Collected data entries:
┌──

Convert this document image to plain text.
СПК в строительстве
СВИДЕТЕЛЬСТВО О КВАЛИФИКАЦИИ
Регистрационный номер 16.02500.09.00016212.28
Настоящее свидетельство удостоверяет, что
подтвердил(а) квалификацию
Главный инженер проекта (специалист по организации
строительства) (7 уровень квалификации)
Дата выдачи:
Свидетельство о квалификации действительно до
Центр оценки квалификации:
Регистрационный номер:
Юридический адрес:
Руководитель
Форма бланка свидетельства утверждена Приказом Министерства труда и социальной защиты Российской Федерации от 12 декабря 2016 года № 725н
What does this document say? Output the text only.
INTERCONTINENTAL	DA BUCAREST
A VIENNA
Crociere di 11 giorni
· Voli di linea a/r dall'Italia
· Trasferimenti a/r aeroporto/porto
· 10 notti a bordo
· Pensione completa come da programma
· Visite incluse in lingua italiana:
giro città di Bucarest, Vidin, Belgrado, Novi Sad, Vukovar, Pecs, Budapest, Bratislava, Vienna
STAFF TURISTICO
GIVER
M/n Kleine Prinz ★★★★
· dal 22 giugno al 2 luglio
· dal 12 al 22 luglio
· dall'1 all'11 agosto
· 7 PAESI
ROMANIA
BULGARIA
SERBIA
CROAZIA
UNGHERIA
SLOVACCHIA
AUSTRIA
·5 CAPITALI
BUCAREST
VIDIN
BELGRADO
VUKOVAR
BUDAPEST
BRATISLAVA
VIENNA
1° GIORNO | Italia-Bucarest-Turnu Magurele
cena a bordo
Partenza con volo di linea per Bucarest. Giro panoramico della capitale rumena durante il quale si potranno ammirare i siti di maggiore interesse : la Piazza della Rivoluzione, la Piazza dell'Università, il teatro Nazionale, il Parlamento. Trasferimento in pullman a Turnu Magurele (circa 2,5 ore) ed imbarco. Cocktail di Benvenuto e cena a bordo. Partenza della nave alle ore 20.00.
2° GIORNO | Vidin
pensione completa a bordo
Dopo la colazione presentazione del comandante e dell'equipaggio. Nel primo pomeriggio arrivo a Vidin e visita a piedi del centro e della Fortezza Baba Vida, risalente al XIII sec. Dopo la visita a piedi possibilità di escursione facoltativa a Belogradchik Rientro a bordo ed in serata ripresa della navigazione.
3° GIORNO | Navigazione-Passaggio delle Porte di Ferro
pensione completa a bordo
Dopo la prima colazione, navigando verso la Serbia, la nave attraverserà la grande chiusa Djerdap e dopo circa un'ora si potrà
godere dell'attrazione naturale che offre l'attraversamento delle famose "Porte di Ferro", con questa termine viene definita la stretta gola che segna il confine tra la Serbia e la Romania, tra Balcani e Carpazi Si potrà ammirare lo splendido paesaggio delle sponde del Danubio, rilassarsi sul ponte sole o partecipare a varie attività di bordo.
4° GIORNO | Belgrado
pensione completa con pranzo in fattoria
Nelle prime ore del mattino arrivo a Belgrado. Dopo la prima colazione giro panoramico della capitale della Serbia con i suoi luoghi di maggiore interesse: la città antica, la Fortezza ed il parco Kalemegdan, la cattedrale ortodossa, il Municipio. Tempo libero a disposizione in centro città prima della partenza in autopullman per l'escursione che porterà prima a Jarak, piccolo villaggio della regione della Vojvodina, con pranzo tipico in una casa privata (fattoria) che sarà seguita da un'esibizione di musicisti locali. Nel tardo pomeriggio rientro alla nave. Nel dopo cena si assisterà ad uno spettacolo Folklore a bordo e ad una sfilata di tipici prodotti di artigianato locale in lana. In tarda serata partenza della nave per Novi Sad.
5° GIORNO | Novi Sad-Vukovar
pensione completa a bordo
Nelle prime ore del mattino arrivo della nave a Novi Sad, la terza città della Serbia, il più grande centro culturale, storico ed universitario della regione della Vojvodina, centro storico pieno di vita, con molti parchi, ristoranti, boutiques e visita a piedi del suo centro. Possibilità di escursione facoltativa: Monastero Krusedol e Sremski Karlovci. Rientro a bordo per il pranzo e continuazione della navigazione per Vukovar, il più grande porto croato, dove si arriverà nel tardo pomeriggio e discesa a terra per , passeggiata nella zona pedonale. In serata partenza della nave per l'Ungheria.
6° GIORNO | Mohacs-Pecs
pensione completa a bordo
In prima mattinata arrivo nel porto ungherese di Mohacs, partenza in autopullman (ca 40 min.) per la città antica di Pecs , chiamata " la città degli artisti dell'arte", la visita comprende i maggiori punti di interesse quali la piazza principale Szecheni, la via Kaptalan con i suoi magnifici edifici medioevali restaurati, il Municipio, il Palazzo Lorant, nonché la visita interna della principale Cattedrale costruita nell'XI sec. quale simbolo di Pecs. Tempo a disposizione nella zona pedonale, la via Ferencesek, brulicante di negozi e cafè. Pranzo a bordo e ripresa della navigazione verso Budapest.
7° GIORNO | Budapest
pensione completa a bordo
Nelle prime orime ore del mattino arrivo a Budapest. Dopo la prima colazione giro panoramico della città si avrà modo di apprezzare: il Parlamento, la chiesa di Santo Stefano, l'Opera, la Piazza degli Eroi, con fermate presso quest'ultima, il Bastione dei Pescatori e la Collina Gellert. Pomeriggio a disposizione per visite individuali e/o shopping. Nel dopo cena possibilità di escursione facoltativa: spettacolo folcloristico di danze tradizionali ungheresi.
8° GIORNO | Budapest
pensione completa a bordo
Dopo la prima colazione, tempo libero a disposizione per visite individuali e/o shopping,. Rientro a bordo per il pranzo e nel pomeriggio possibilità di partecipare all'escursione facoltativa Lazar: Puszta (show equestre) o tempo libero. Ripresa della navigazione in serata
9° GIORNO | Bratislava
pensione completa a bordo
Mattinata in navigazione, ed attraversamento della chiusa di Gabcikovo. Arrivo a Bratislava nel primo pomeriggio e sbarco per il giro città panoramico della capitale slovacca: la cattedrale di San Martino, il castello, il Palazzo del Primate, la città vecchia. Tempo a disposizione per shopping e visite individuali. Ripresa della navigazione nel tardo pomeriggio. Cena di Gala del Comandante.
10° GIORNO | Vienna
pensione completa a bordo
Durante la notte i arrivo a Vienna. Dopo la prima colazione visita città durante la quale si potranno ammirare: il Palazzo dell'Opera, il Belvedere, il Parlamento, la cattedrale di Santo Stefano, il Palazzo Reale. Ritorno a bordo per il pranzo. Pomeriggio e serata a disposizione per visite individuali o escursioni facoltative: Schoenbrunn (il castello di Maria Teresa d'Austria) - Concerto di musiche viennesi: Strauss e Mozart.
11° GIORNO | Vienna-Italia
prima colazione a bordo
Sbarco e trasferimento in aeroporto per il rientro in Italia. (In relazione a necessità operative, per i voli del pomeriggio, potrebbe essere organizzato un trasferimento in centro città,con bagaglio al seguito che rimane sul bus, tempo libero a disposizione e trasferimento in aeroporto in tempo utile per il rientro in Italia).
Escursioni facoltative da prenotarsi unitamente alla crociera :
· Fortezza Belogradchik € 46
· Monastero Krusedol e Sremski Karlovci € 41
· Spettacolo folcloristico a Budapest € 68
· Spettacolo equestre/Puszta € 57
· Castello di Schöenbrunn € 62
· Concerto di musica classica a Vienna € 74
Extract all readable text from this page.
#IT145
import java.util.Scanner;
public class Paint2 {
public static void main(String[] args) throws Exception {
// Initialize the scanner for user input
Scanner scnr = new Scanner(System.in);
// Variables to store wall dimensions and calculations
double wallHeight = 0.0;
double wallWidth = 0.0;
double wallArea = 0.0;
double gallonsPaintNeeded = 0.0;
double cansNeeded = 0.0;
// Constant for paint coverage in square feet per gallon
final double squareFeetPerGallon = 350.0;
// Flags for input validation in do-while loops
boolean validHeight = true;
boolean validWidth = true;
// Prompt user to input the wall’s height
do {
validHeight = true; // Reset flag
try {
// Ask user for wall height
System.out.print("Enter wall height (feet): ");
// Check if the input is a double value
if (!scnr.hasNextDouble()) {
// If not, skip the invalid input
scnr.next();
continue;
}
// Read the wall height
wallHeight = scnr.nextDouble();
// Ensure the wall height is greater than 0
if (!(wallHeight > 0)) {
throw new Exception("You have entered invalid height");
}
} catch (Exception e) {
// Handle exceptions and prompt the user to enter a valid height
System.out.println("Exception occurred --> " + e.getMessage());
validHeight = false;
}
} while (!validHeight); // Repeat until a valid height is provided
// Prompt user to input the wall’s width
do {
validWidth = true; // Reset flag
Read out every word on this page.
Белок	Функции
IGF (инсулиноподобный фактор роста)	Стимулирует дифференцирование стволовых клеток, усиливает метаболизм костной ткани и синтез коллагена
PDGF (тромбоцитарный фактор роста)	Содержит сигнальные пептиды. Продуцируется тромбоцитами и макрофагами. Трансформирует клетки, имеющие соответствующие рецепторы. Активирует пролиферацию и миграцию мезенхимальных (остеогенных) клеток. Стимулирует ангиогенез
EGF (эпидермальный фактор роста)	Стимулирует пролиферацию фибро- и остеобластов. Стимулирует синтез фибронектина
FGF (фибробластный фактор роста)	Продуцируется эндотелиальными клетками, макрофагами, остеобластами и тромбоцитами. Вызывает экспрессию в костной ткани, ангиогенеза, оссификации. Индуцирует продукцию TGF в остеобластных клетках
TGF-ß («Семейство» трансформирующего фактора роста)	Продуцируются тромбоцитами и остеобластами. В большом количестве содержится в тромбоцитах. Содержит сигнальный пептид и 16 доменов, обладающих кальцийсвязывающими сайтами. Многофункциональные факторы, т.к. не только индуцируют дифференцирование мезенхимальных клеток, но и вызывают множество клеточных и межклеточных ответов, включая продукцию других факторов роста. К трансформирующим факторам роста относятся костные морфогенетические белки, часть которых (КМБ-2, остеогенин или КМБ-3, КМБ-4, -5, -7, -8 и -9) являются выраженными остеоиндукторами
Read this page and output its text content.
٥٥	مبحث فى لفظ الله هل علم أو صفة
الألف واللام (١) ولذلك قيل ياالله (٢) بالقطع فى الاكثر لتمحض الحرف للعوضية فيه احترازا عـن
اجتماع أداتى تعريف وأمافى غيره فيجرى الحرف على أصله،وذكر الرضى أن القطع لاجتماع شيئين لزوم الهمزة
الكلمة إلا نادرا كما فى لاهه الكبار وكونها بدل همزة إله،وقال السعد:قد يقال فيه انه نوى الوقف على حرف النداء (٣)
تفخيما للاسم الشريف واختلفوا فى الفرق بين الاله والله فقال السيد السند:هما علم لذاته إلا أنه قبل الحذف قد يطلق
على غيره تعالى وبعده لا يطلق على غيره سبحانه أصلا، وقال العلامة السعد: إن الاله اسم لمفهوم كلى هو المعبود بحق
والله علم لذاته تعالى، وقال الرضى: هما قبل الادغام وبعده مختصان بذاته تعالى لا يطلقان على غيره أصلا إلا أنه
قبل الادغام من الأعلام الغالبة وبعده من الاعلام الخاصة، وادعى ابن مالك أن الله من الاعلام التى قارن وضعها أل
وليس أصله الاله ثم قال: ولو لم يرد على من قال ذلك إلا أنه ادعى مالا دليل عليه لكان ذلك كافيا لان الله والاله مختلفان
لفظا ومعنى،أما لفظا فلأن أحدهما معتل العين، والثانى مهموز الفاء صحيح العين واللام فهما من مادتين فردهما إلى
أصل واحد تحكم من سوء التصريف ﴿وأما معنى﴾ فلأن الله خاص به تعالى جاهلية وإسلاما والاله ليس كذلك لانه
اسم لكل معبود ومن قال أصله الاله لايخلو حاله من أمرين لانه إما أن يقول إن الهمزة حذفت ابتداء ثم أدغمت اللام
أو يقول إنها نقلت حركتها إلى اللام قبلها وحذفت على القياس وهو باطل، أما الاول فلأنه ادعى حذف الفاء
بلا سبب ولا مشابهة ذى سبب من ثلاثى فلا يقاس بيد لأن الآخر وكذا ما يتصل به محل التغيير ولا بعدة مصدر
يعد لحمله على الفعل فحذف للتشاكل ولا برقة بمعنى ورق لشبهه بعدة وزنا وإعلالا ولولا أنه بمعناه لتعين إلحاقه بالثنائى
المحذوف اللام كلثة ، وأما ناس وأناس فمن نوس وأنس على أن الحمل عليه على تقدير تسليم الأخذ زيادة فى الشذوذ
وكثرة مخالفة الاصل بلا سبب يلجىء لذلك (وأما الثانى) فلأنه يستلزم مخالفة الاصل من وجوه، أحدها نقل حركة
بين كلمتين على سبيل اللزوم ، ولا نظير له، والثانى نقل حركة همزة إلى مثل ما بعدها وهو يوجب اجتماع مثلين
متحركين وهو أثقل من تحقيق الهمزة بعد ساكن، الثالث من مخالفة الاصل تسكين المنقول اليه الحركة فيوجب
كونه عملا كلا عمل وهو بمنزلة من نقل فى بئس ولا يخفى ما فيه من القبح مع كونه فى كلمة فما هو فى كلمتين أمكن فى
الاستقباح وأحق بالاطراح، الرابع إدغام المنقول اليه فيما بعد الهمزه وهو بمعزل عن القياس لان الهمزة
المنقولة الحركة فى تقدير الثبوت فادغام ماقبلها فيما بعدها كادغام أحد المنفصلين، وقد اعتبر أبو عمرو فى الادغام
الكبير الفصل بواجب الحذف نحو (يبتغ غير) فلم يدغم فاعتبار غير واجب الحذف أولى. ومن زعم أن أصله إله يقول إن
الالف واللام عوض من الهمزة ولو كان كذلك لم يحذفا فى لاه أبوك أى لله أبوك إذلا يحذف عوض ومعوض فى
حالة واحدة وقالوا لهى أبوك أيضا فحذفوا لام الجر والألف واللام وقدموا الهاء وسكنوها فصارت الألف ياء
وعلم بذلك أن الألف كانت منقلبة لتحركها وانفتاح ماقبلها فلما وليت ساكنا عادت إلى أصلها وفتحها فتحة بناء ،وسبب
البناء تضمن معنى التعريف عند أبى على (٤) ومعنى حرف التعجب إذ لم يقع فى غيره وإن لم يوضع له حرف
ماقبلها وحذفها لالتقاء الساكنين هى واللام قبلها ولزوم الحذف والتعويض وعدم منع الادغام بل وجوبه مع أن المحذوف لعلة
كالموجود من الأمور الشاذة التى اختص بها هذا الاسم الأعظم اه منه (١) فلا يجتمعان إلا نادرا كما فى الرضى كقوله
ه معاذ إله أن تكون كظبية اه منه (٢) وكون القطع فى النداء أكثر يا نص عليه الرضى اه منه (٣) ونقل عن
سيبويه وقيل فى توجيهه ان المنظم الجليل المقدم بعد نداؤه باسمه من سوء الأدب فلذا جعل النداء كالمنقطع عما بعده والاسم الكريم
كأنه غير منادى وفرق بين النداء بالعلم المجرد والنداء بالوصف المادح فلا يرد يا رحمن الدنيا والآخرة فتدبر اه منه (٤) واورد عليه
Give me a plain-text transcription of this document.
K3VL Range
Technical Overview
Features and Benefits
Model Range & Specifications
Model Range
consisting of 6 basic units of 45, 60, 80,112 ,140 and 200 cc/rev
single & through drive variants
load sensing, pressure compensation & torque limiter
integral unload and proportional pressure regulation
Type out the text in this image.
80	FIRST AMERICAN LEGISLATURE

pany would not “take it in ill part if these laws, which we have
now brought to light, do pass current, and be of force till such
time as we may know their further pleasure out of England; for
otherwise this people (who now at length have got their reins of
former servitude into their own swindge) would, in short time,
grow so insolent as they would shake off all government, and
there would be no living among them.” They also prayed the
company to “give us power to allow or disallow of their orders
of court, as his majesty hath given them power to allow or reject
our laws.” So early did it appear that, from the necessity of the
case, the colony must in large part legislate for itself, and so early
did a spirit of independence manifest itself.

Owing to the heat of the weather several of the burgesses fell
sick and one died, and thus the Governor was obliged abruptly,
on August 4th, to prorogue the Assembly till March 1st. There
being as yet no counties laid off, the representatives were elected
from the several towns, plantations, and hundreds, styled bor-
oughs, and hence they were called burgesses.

└──

Every line that holds the string "page" should be returned.

## SOLUTION BELOW
Extract all readable text from this page.
Read out every word on this page.
Read this page and output its text content.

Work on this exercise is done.